● Given task: Recast the lines of the items below as a JSON list of strings, one string per line with blank lines left out, covering only the span that begins at the line containing "tag-header-auth[interactable]: Auth Authentication" and stops after the line containing "lock-icon[interactable] [1442, 241, 1458, 261]".

Listings of annotated regions
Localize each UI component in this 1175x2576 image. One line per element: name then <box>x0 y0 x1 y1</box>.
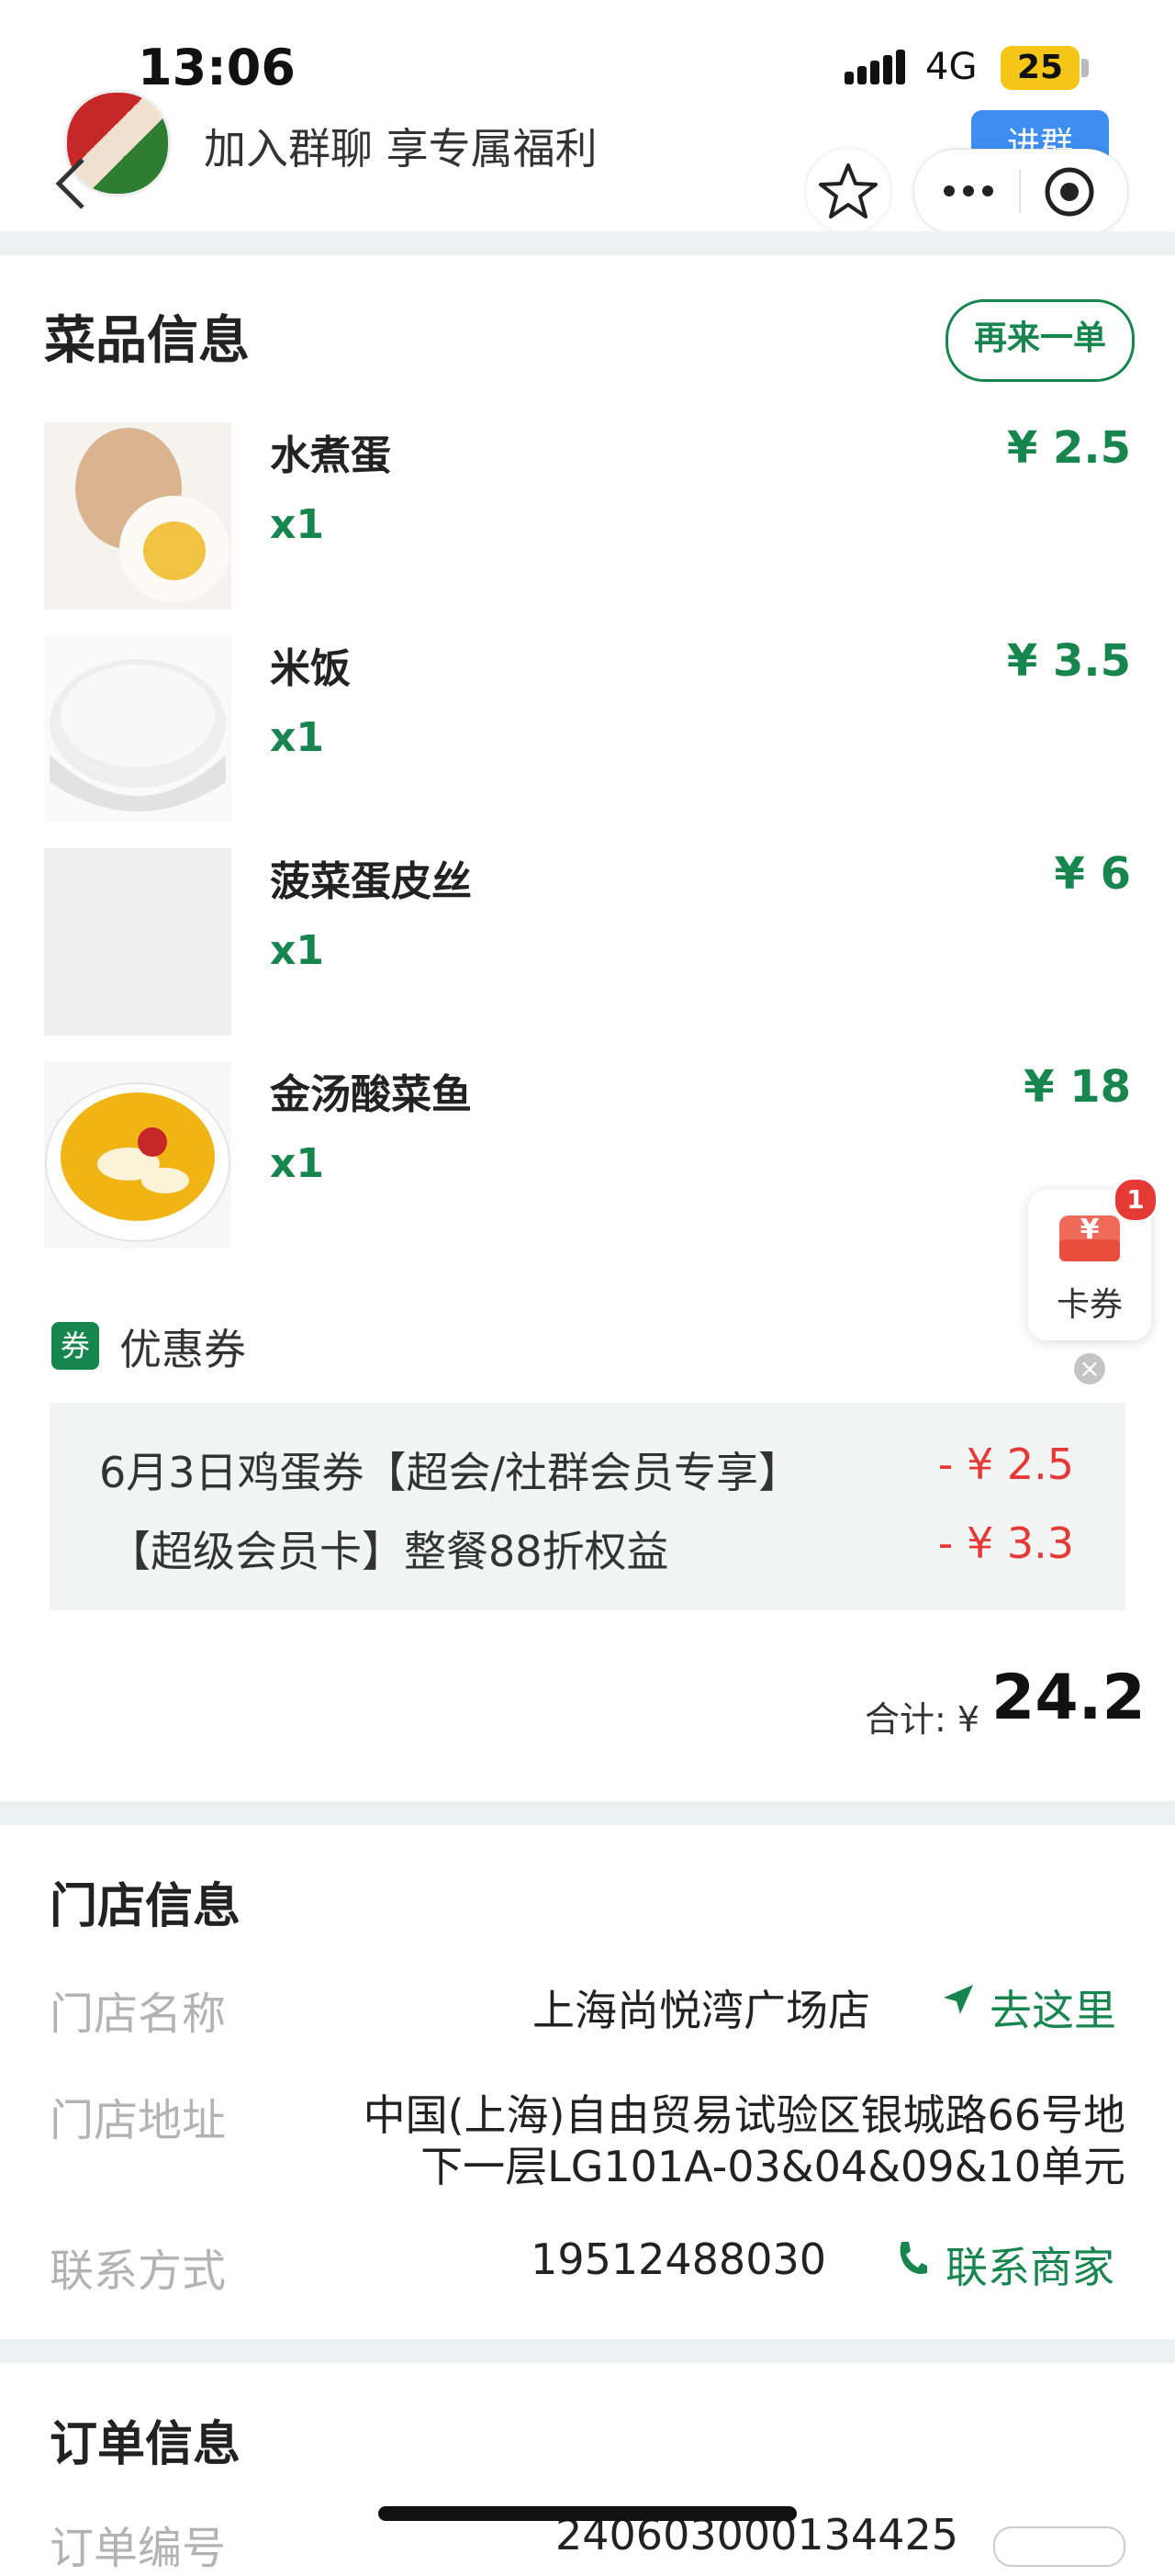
section-divider <box>0 1801 1175 1825</box>
dish-quantity: x1 <box>270 1140 324 1187</box>
dish-image <box>44 422 231 610</box>
dish-name: 菠菜蛋皮丝 <box>270 858 472 905</box>
reorder-button[interactable]: 再来一单 <box>946 299 1135 382</box>
close-miniprogram-icon[interactable] <box>1041 163 1098 220</box>
dish-quantity: x1 <box>270 501 324 548</box>
status-time: 13:06 <box>138 39 296 96</box>
battery-icon: 25 <box>1001 46 1080 90</box>
contact-label: 联系方式 <box>50 2246 227 2297</box>
close-icon[interactable]: × <box>1074 1353 1105 1384</box>
store-section-title: 门店信息 <box>50 1879 241 1934</box>
total-label: 合计: ¥ <box>865 1699 980 1740</box>
dish-name: 金汤酸菜鱼 <box>270 1071 472 1118</box>
dish-price: ¥ 6 <box>1054 848 1131 900</box>
favorite-button[interactable] <box>806 149 890 233</box>
coupon-section-title: 优惠券 <box>119 1325 246 1374</box>
section-divider <box>0 2339 1175 2363</box>
home-indicator <box>378 2506 797 2521</box>
network-type: 4G <box>925 46 978 88</box>
store-name-label: 门店名称 <box>50 1988 227 2040</box>
dish-price: ¥ 2.5 <box>1006 422 1131 474</box>
dish-name: 水煮蛋 <box>270 432 391 479</box>
store-name-value: 上海尚悦湾广场店 <box>532 1986 870 2035</box>
dish-name: 米饭 <box>270 645 351 692</box>
card-coupon-label: 卡券 <box>1056 1286 1123 1324</box>
store-address-label: 门店地址 <box>50 2095 227 2146</box>
coupon-count-badge: 1 <box>1113 1177 1158 1223</box>
star-icon <box>819 163 878 218</box>
capsule-divider <box>1019 169 1021 213</box>
group-promo-text[interactable]: 加入群聊 享专属福利 <box>204 116 598 176</box>
order-section-title: 订单信息 <box>50 2417 241 2472</box>
navigate-link[interactable]: 去这里 <box>990 1977 1116 2038</box>
dish-quantity: x1 <box>270 714 324 761</box>
coupon-item-amount: - ¥ 2.5 <box>937 1439 1074 1489</box>
total-amount: 24.2 <box>991 1662 1146 1734</box>
coupon-widget-icon-text: ¥ <box>1080 1214 1100 1246</box>
more-icon[interactable] <box>938 174 999 207</box>
order-number-label: 订单编号 <box>50 2523 227 2574</box>
battery-tip <box>1081 59 1089 77</box>
navigate-icon[interactable] <box>940 1981 977 2018</box>
contact-merchant-link[interactable]: 联系商家 <box>946 2234 1114 2295</box>
phone-icon[interactable] <box>896 2240 929 2277</box>
copy-button[interactable] <box>993 2526 1125 2567</box>
dish-price: ¥ 3.5 <box>1006 635 1131 687</box>
coupon-item-name: 6月3日鸡蛋券【超会/社群会员专享】 <box>99 1448 801 1497</box>
dish-price: ¥ 18 <box>1024 1061 1131 1113</box>
dish-image <box>44 635 231 823</box>
dish-image-placeholder <box>44 848 231 1036</box>
signal-icon <box>845 48 909 84</box>
coupon-item-name: 【超级会员卡】整餐88折权益 <box>108 1527 669 1576</box>
coupon-tag-icon: 券 <box>51 1322 99 1370</box>
coupon-item-amount: - ¥ 3.3 <box>937 1518 1074 1568</box>
store-address-line2: 下一层LG101A-03&04&09&10单元 <box>420 2142 1125 2191</box>
back-icon[interactable] <box>53 156 90 211</box>
coupon-list <box>50 1403 1125 1610</box>
section-divider <box>0 231 1175 255</box>
dish-image <box>44 1061 231 1249</box>
dish-quantity: x1 <box>270 927 324 974</box>
contact-phone: 19512488030 <box>531 2234 826 2284</box>
dishes-section-title: 菜品信息 <box>44 311 250 371</box>
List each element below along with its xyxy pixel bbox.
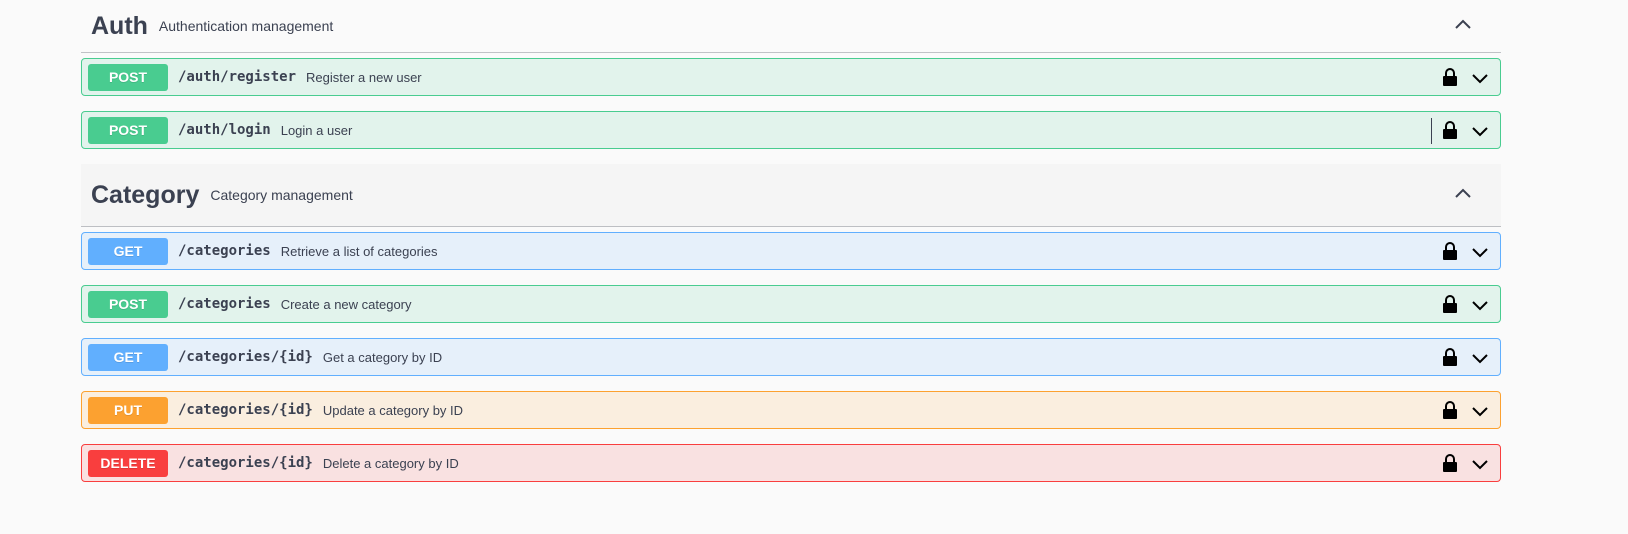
tag-header-auth[interactable]: Auth Authentication management [81, 0, 1501, 53]
lock-icon[interactable] [1442, 294, 1458, 314]
lock-icon[interactable] [1442, 453, 1458, 473]
lock-icon[interactable] [1442, 120, 1458, 140]
tag-header-category[interactable]: Category Category management [81, 164, 1501, 227]
method-badge: GET [88, 343, 168, 371]
operation-summary: Get a category by ID [322, 349, 443, 365]
chevron-up-icon[interactable] [1453, 183, 1473, 203]
operation-path: /categories [178, 243, 271, 259]
operation-summary: Update a category by ID [322, 402, 464, 418]
operation-path: /categories/{id} [178, 455, 313, 471]
operation-path: /auth/login [178, 122, 271, 138]
api-operations-list: Auth Authentication management POST /aut… [81, 0, 1501, 482]
operation-get-categories[interactable]: GET /categories Retrieve a list of categ… [81, 232, 1501, 270]
operation-path: /auth/register [178, 69, 297, 85]
lock-icon[interactable] [1442, 67, 1458, 87]
operation-summary: Create a new category [280, 296, 412, 312]
method-badge: POST [88, 116, 168, 144]
chevron-up-icon[interactable] [1453, 14, 1473, 34]
chevron-down-icon[interactable] [1470, 295, 1490, 315]
operation-path: /categories/{id} [178, 349, 313, 365]
lock-icon[interactable] [1442, 400, 1458, 420]
operation-put-category-by-id[interactable]: PUT /categories/{id} Update a category b… [81, 391, 1501, 429]
lock-icon[interactable] [1442, 241, 1458, 261]
chevron-down-icon[interactable] [1470, 242, 1490, 262]
tag-description: Authentication management [158, 18, 334, 34]
chevron-down-icon[interactable] [1470, 348, 1490, 368]
method-badge: DELETE [88, 449, 168, 477]
operation-path: /categories/{id} [178, 402, 313, 418]
tag-description: Category management [210, 187, 353, 203]
operation-summary: Delete a category by ID [322, 455, 459, 471]
operation-delete-category-by-id[interactable]: DELETE /categories/{id} Delete a categor… [81, 444, 1501, 482]
chevron-down-icon[interactable] [1470, 68, 1490, 88]
divider [1431, 118, 1432, 144]
method-badge: GET [88, 237, 168, 265]
method-badge: POST [88, 63, 168, 91]
operation-summary: Login a user [280, 122, 353, 138]
operation-path: /categories [178, 296, 271, 312]
lock-icon[interactable] [1442, 347, 1458, 367]
method-badge: POST [88, 290, 168, 318]
operation-summary: Retrieve a list of categories [280, 243, 438, 259]
chevron-down-icon[interactable] [1470, 454, 1490, 474]
operation-post-categories[interactable]: POST /categories Create a new category [81, 285, 1501, 323]
tag-name: Category [91, 180, 200, 209]
operation-summary: Register a new user [306, 69, 422, 85]
chevron-down-icon[interactable] [1470, 401, 1490, 421]
chevron-down-icon[interactable] [1470, 121, 1490, 141]
operation-get-category-by-id[interactable]: GET /categories/{id} Get a category by I… [81, 338, 1501, 376]
operation-post-auth-login[interactable]: POST /auth/login Login a user [81, 111, 1501, 149]
method-badge: PUT [88, 396, 168, 424]
operation-post-auth-register[interactable]: POST /auth/register Register a new user [81, 58, 1501, 96]
tag-name: Auth [91, 11, 148, 40]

● Reply:
[
  "tag-header-auth[interactable]: Auth Authentication management [81, 0, 1501, 53]",
  "lock-icon[interactable] [1442, 294, 1458, 314]",
  "lock-icon[interactable] [1442, 453, 1458, 473]",
  "lock-icon[interactable] [1442, 120, 1458, 140]",
  "tag-header-category[interactable]: Category Category management [81, 164, 1501, 227]",
  "method-badge: GET [88, 343, 168, 371]",
  "operation-summary: Get a category by ID [322, 349, 443, 365]",
  "chevron-up-icon[interactable] [1453, 183, 1473, 203]",
  "operation-path: /categories [178, 243, 271, 259]",
  "operation-summary: Update a category by ID [322, 402, 464, 418]",
  "operation-path: /categories/{id} [178, 455, 313, 471]",
  "operation-path: /auth/login [178, 122, 271, 138]",
  "api-operations-list: Auth Authentication management POST /aut… [81, 0, 1501, 482]",
  "operation-get-categories[interactable]: GET /categories Retrieve a list of categ… [81, 232, 1501, 270]",
  "operation-path: /auth/register [178, 69, 297, 85]",
  "lock-icon[interactable] [1442, 67, 1458, 87]",
  "operation-summary: Create a new category [280, 296, 412, 312]",
  "method-badge: POST [88, 116, 168, 144]",
  "chevron-up-icon[interactable] [1453, 14, 1473, 34]",
  "chevron-down-icon[interactable] [1470, 295, 1490, 315]",
  "operation-path: /categories/{id} [178, 349, 313, 365]",
  "lock-icon[interactable] [1442, 400, 1458, 420]",
  "operation-put-category-by-id[interactable]: PUT /categories/{id} Update a category b… [81, 391, 1501, 429]",
  "lock-icon[interactable] [1442, 241, 1458, 261]"
]